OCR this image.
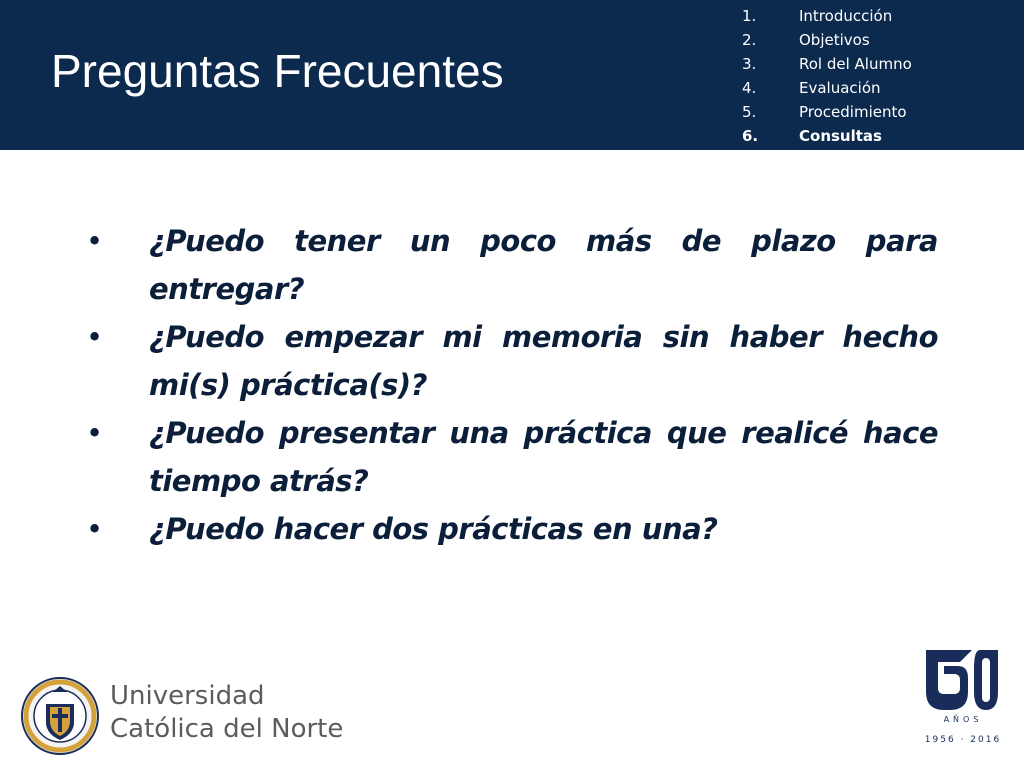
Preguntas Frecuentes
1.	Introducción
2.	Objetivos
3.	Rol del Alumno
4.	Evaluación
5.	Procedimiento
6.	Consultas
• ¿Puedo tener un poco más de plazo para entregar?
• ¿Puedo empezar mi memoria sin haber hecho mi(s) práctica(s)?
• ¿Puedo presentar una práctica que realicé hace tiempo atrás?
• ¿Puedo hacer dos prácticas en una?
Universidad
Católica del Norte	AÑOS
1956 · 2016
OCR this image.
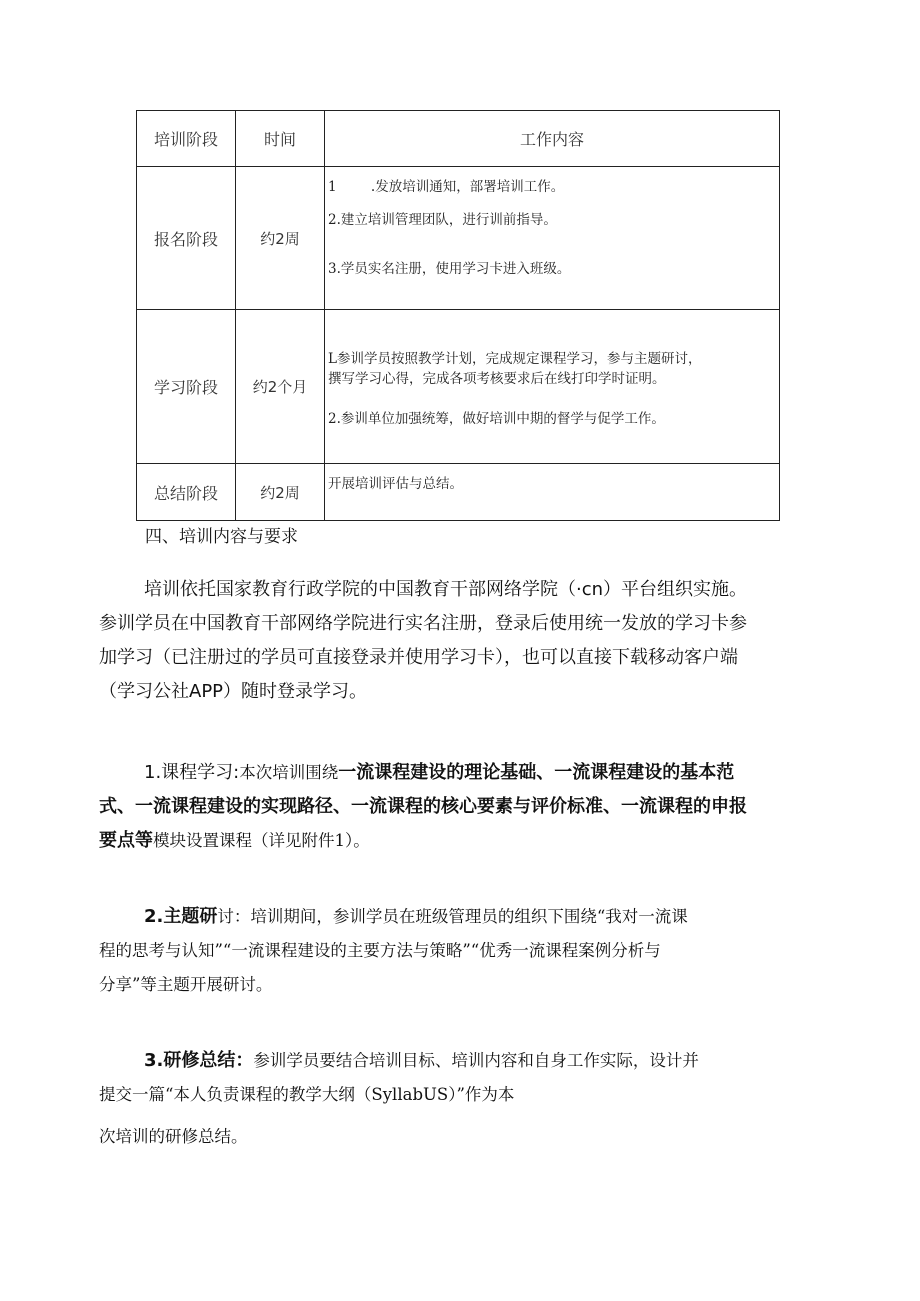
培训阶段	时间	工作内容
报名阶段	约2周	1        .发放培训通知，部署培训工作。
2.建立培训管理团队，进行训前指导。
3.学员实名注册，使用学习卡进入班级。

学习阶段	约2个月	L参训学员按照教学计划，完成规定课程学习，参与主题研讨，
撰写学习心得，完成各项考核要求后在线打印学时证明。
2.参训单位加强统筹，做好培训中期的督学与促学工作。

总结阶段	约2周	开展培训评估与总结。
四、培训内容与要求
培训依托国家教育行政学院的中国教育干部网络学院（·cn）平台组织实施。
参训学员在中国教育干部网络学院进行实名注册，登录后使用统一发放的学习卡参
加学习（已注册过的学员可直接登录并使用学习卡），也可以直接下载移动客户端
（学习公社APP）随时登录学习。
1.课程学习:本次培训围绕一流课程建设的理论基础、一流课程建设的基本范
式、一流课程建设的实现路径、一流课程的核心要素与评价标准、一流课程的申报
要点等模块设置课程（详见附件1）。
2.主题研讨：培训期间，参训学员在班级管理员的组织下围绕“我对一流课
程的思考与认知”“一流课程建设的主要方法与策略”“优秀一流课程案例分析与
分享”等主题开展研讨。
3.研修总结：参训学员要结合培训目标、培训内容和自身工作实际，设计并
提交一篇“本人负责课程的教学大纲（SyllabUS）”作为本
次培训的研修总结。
---
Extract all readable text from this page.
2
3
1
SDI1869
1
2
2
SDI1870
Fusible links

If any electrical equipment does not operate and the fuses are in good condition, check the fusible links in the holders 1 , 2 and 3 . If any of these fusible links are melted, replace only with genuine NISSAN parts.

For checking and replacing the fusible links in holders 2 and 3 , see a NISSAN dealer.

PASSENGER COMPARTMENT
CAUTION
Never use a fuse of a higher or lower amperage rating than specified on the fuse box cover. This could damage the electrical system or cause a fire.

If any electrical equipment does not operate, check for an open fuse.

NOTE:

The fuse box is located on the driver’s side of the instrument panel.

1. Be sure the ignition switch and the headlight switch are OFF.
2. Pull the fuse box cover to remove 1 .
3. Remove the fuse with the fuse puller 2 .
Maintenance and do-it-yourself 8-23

Exercise objective: Scan the material line by line and report each one that contains "with".

Answer to this problem:
If any electrical equipment does not operate and the fuses are in good condition, check the fusible links in the holders 1 , 2 and 3 . If any of these fusible links are melted, replace only with genuine NISSAN parts.
3. Remove the fuse with the fuse puller 2 .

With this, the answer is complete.